> _Your task_:
Each line below must be set down exactly; omit any image you find.

begin

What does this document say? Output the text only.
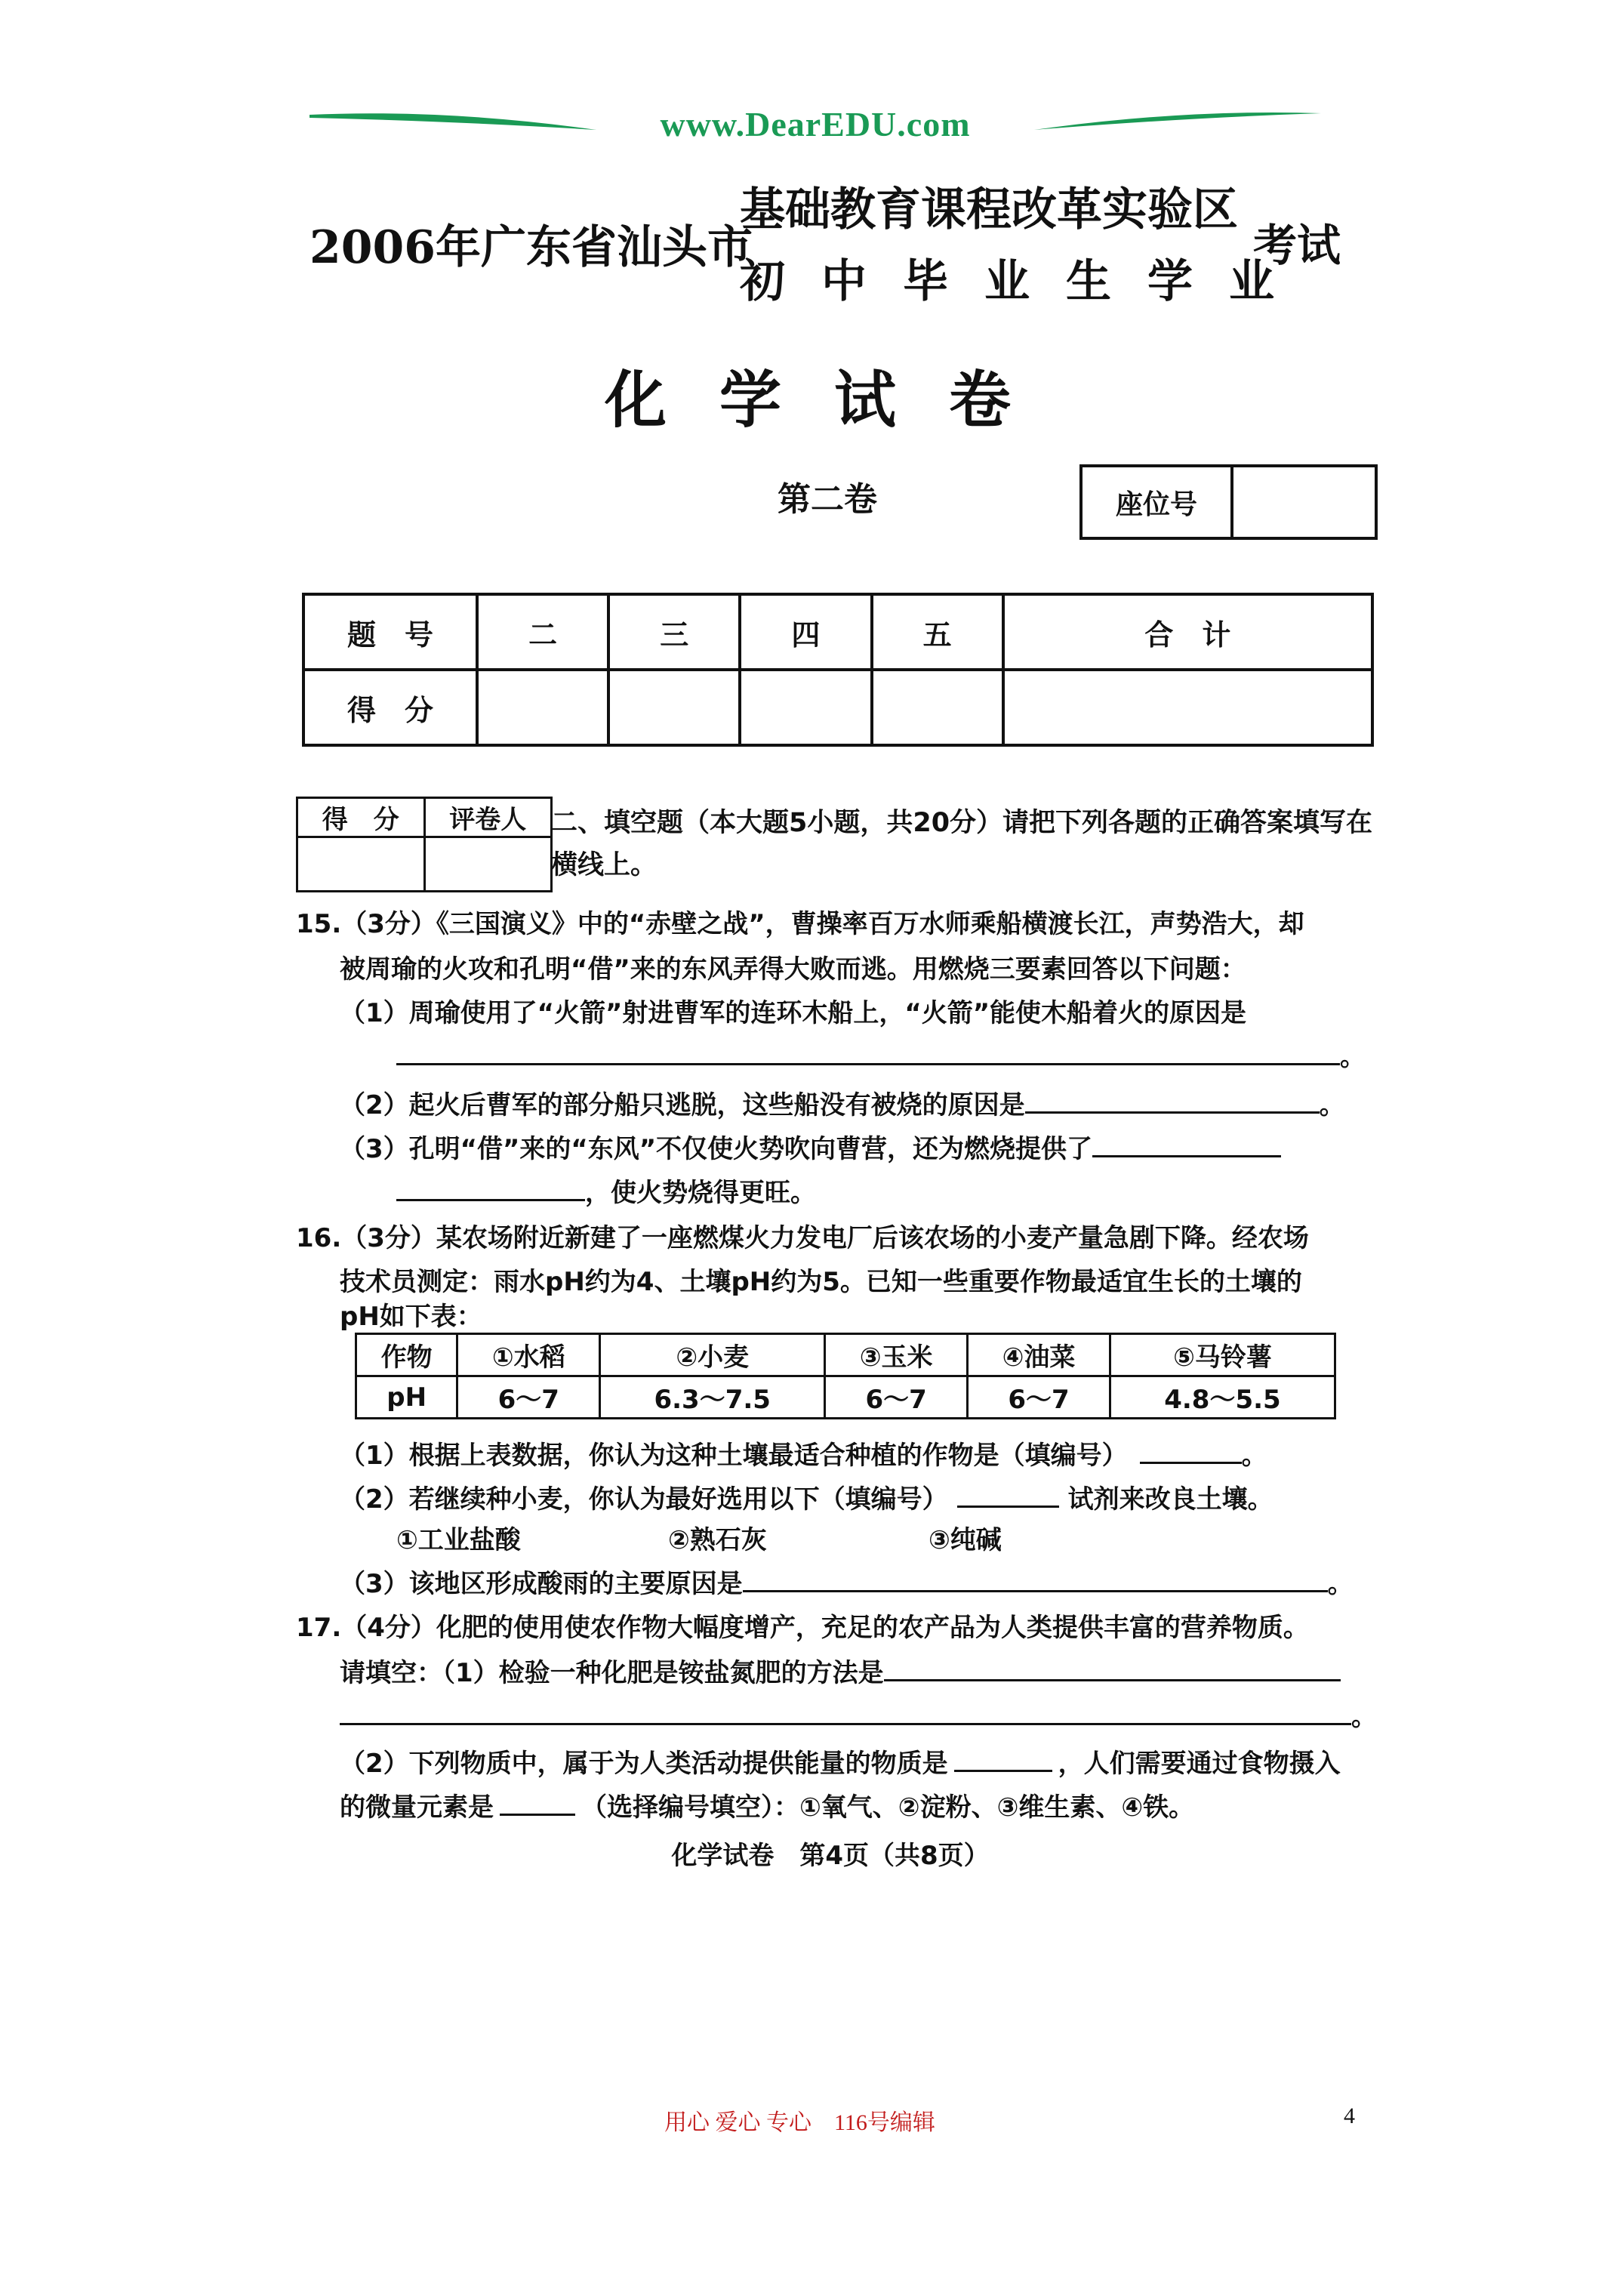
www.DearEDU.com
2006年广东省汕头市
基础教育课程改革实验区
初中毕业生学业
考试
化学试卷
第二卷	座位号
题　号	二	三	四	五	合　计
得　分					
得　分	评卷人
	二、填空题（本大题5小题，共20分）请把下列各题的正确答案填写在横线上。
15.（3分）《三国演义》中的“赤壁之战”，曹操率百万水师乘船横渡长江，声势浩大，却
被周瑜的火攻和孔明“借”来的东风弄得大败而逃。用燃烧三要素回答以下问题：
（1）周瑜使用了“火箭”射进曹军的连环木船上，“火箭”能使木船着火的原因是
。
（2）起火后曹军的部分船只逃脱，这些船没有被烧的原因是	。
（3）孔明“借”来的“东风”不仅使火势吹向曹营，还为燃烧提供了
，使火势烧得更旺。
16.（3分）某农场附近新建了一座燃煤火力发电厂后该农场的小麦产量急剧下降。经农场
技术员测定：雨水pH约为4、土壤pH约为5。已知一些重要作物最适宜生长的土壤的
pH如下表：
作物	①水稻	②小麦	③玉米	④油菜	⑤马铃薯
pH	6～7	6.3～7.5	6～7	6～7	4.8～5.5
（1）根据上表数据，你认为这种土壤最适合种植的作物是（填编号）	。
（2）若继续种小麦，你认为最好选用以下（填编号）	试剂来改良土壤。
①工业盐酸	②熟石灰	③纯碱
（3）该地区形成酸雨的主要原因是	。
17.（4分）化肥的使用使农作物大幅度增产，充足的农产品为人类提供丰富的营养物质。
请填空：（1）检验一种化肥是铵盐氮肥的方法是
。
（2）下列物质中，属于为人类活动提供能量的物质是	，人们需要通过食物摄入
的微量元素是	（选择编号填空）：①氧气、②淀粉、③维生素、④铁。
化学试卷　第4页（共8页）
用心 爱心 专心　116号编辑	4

end

> _Exercise answer_:
What does this document say? Output the text only.
www.DearEDU.com
2006年广东省汕头市
基础教育课程改革实验区
初中毕业生学业
考试
化学试卷
第二卷	座位号
题　号	二	三	四	五	合　计
得　分					
得　分	评卷人
	二、填空题（本大题5小题，共20分）请把下列各题的正确答案填写在横线上。
15.（3分）《三国演义》中的“赤壁之战”，曹操率百万水师乘船横渡长江，声势浩大，却
被周瑜的火攻和孔明“借”来的东风弄得大败而逃。用燃烧三要素回答以下问题：
（1）周瑜使用了“火箭”射进曹军的连环木船上，“火箭”能使木船着火的原因是
。
（2）起火后曹军的部分船只逃脱，这些船没有被烧的原因是	。
（3）孔明“借”来的“东风”不仅使火势吹向曹营，还为燃烧提供了
，使火势烧得更旺。
16.（3分）某农场附近新建了一座燃煤火力发电厂后该农场的小麦产量急剧下降。经农场
技术员测定：雨水pH约为4、土壤pH约为5。已知一些重要作物最适宜生长的土壤的
pH如下表：
作物	①水稻	②小麦	③玉米	④油菜	⑤马铃薯
pH	6～7	6.3～7.5	6～7	6～7	4.8～5.5
（1）根据上表数据，你认为这种土壤最适合种植的作物是（填编号）	。
（2）若继续种小麦，你认为最好选用以下（填编号）	试剂来改良土壤。
①工业盐酸	②熟石灰	③纯碱
（3）该地区形成酸雨的主要原因是	。
17.（4分）化肥的使用使农作物大幅度增产，充足的农产品为人类提供丰富的营养物质。
请填空：（1）检验一种化肥是铵盐氮肥的方法是
。
（2）下列物质中，属于为人类活动提供能量的物质是	，人们需要通过食物摄入
的微量元素是	（选择编号填空）：①氧气、②淀粉、③维生素、④铁。
化学试卷　第4页（共8页）
用心 爱心 专心　116号编辑	4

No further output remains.